Locate the word "current" in the data below, then copy every line that holds it.

-- Begin RECORDS FOR THIS TASK --

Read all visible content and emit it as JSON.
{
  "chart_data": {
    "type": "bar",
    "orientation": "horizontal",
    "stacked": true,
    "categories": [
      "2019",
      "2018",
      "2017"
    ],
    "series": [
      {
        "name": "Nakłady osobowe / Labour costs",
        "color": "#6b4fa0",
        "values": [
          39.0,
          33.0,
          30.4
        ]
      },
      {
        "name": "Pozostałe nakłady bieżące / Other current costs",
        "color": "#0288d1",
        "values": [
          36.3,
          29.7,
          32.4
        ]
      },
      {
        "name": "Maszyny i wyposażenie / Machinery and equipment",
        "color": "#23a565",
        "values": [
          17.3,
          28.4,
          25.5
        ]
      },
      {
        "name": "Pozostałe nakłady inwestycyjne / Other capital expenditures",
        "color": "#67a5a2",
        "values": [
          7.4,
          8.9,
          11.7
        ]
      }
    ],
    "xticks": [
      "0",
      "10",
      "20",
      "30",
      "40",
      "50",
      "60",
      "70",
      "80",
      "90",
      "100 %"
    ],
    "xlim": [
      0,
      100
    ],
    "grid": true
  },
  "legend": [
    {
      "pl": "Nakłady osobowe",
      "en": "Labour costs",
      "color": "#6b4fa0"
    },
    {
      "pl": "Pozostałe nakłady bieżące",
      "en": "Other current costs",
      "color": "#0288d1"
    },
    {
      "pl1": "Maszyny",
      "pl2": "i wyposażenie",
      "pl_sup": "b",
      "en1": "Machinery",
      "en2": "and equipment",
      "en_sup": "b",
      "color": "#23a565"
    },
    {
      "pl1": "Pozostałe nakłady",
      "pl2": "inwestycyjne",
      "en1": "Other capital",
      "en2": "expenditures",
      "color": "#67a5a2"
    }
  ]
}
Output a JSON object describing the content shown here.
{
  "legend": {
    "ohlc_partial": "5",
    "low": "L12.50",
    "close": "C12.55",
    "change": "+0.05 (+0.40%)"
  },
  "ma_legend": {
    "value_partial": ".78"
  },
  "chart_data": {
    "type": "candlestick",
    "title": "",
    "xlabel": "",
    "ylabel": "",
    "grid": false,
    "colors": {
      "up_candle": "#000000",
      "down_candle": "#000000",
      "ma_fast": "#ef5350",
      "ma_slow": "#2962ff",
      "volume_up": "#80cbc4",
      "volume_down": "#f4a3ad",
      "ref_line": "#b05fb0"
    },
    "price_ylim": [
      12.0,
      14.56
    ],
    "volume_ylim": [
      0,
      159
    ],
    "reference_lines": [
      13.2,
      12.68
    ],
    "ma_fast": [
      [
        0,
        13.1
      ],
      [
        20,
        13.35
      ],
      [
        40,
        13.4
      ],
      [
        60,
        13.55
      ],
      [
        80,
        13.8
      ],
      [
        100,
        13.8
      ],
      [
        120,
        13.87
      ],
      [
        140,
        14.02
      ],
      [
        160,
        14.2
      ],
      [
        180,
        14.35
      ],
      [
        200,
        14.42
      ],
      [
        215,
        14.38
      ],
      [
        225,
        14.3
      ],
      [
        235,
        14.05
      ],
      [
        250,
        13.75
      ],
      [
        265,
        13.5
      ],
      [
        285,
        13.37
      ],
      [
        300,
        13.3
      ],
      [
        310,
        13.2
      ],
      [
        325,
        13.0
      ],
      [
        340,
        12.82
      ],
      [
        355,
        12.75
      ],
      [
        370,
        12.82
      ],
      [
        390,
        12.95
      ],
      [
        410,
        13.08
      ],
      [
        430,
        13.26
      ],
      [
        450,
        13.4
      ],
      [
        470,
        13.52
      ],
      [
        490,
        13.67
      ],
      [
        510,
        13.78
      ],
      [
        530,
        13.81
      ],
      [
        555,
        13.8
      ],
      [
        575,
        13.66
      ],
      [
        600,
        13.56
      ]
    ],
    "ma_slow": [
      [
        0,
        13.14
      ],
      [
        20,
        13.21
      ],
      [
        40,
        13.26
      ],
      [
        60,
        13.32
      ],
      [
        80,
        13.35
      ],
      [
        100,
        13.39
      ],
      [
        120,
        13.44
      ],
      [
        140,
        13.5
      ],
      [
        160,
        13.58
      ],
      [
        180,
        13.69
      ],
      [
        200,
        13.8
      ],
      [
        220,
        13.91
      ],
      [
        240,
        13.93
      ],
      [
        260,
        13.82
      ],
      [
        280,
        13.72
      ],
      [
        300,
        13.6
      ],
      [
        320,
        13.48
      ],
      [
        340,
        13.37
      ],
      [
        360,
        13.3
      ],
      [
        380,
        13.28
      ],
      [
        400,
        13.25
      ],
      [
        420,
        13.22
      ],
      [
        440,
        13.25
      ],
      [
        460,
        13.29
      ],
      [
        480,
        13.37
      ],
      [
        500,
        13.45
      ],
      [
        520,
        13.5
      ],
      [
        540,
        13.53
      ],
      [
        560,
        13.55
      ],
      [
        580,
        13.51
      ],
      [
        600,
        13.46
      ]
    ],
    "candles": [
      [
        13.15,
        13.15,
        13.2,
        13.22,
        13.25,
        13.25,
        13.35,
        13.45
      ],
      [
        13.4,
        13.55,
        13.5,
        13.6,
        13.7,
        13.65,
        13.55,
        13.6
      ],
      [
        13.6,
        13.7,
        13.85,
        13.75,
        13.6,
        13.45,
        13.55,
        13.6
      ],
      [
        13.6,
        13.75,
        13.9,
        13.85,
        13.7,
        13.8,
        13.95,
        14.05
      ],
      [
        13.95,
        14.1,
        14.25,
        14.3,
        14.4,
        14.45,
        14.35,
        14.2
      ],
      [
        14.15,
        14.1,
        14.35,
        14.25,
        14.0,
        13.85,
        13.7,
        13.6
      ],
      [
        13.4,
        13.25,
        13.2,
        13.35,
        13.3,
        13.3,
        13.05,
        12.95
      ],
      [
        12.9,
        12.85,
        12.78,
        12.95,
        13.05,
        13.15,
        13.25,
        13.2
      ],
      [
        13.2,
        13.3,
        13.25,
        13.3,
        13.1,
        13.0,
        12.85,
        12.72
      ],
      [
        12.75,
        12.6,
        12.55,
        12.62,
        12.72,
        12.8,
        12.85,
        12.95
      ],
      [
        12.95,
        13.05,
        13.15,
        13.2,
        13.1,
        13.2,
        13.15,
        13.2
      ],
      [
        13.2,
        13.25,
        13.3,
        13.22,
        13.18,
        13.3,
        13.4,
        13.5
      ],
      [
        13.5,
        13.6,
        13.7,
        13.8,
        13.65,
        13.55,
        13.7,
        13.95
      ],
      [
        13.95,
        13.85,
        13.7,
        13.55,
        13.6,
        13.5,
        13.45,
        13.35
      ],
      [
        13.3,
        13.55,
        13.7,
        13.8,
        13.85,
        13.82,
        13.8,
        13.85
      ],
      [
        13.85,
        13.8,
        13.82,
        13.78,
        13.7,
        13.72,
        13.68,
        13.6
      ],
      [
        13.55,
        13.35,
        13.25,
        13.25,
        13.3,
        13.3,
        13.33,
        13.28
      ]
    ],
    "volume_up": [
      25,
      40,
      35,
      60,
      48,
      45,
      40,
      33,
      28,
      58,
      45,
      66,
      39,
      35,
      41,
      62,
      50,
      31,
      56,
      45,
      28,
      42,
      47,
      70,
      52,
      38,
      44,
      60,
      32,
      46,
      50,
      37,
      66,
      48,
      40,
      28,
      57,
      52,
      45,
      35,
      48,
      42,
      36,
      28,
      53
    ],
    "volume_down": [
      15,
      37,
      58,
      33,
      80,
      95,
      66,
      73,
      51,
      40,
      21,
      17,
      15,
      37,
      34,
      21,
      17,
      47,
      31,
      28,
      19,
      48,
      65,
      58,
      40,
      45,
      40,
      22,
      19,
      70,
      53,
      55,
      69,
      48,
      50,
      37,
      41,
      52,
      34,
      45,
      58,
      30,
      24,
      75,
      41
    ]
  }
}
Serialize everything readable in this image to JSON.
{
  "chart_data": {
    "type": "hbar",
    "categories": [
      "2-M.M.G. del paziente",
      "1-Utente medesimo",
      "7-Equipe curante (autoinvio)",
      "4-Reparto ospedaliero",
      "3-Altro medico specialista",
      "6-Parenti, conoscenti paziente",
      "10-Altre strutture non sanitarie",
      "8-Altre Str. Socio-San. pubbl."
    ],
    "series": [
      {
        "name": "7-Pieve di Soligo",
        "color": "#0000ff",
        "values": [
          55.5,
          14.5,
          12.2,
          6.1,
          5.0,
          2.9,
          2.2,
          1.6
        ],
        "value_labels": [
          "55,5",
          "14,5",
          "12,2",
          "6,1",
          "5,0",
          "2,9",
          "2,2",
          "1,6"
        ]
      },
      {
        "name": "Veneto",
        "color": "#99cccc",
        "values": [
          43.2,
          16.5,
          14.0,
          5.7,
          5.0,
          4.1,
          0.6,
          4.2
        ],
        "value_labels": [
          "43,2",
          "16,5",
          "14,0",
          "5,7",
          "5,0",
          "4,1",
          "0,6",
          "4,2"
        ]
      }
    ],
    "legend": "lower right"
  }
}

-- End RECORDS FOR THIS TASK --

__SOLUTION TO THIS TASK__:
        "name": "Pozostałe nakłady bieżące / Other current costs",
      "en": "Other current costs",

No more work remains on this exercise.